__CHALLENGE__.
In the records below, find each line containing the word "Rumah" and copy it.

__EXERCISE DATA__.
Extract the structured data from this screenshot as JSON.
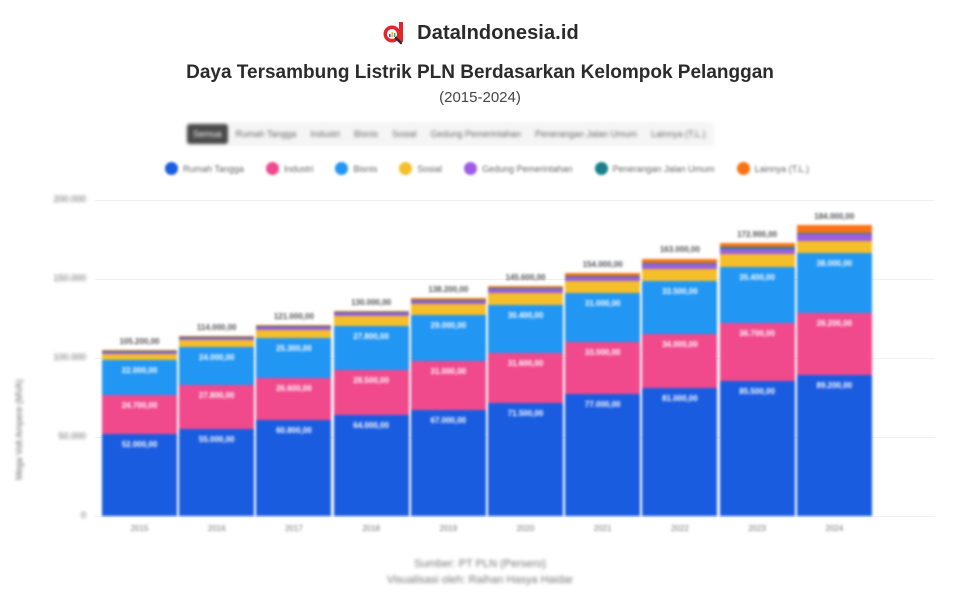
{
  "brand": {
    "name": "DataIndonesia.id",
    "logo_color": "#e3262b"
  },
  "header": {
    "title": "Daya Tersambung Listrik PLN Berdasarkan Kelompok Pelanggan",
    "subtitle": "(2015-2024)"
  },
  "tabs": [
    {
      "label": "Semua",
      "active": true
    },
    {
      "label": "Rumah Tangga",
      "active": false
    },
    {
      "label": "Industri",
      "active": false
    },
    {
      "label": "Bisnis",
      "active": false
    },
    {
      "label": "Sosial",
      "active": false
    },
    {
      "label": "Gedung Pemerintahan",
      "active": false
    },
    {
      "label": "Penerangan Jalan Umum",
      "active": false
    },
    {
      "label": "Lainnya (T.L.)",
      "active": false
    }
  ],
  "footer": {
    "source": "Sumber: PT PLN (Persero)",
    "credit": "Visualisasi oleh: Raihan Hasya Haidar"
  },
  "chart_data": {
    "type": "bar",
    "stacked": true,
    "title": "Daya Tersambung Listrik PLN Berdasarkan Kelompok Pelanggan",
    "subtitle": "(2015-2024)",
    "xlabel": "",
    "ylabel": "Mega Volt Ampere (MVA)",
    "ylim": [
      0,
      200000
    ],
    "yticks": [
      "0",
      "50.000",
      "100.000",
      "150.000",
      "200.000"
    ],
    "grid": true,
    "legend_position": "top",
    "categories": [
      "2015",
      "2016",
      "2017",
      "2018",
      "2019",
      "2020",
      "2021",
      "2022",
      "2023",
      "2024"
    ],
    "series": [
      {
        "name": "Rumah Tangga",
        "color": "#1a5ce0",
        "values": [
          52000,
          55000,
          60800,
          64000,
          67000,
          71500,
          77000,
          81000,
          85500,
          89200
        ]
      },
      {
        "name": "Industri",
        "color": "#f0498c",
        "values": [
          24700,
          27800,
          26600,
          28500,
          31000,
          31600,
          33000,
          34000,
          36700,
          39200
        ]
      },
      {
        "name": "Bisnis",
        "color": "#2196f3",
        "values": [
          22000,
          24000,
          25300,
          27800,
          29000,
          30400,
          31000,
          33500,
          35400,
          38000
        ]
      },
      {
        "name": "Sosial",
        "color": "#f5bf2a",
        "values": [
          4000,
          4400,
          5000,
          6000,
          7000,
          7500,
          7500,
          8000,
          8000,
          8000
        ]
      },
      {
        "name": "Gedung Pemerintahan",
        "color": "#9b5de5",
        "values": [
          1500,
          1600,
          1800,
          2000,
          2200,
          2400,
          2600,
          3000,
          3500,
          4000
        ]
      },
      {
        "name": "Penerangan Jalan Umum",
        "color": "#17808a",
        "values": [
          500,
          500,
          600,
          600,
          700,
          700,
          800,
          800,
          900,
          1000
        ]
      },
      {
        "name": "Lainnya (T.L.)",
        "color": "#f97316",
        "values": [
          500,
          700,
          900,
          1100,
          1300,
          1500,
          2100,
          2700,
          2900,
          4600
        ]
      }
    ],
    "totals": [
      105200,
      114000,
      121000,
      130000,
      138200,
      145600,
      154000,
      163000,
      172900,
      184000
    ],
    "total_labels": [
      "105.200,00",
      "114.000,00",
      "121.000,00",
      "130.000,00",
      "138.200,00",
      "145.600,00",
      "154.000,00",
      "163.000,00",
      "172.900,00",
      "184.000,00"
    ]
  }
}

...

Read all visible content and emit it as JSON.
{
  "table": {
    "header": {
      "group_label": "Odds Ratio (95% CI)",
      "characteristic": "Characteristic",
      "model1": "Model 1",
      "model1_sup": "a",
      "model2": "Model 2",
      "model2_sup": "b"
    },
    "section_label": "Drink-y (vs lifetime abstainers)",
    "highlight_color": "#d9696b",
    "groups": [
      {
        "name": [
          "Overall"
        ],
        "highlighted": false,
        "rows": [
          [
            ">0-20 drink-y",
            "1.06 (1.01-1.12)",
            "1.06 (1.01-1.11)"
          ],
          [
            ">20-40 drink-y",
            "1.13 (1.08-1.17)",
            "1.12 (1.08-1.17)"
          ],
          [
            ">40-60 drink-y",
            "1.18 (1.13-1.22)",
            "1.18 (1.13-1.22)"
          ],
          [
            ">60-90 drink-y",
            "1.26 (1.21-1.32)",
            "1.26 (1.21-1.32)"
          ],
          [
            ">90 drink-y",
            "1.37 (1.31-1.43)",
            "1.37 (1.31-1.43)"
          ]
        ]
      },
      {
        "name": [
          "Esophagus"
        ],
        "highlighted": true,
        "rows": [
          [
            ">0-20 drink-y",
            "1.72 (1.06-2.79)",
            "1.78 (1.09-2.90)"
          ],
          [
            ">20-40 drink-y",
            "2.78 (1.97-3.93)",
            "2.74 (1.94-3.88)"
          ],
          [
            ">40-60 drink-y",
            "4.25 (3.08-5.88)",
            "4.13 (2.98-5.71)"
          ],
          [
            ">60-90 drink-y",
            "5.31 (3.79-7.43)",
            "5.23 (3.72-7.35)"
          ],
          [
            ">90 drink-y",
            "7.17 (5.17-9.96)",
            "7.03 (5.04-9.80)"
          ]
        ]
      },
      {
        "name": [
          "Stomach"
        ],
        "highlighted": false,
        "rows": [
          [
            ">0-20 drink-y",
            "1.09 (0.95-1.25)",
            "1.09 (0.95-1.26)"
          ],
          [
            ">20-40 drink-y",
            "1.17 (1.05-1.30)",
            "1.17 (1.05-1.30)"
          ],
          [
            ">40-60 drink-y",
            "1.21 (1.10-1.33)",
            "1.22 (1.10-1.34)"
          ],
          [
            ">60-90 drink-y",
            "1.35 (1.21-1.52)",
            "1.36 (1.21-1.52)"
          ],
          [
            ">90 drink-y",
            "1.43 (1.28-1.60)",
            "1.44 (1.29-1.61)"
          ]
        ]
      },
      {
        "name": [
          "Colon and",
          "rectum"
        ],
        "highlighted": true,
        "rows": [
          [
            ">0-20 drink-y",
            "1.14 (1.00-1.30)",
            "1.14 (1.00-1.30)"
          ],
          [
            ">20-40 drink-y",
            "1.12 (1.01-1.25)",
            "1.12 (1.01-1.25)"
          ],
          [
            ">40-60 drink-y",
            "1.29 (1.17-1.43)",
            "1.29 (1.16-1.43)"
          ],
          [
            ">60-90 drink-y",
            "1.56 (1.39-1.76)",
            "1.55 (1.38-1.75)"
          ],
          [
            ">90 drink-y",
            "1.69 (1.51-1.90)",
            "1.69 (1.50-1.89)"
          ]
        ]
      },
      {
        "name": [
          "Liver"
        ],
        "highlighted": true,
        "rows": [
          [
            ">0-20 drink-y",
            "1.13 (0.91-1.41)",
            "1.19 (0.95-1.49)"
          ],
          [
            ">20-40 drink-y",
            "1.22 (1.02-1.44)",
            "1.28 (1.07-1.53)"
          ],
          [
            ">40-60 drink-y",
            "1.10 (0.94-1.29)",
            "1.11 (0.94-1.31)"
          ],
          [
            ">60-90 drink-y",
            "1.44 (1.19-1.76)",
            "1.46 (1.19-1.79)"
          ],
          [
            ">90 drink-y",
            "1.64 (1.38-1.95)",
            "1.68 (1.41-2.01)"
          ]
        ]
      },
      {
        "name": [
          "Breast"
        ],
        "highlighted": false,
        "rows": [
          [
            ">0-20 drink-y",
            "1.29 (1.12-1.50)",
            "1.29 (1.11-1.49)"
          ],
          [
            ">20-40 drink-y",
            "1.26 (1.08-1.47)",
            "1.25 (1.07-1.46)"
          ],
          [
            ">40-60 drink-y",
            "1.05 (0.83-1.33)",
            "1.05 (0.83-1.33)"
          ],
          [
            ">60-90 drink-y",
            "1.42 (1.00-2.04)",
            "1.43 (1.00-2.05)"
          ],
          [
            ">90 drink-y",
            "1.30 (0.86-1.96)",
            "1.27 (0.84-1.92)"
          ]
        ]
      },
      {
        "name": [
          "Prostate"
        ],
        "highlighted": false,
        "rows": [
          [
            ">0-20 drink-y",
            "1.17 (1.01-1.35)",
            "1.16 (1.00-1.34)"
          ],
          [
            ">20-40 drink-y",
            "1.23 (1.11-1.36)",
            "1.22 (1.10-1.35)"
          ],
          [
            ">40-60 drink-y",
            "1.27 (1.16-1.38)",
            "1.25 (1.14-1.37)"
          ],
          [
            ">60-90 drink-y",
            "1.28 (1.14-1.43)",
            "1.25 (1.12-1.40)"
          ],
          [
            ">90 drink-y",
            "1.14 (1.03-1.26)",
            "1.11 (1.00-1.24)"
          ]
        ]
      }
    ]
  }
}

__ANSWER BELOW__.
      "label": "Rumah Tangga",
        "name": "Rumah Tangga",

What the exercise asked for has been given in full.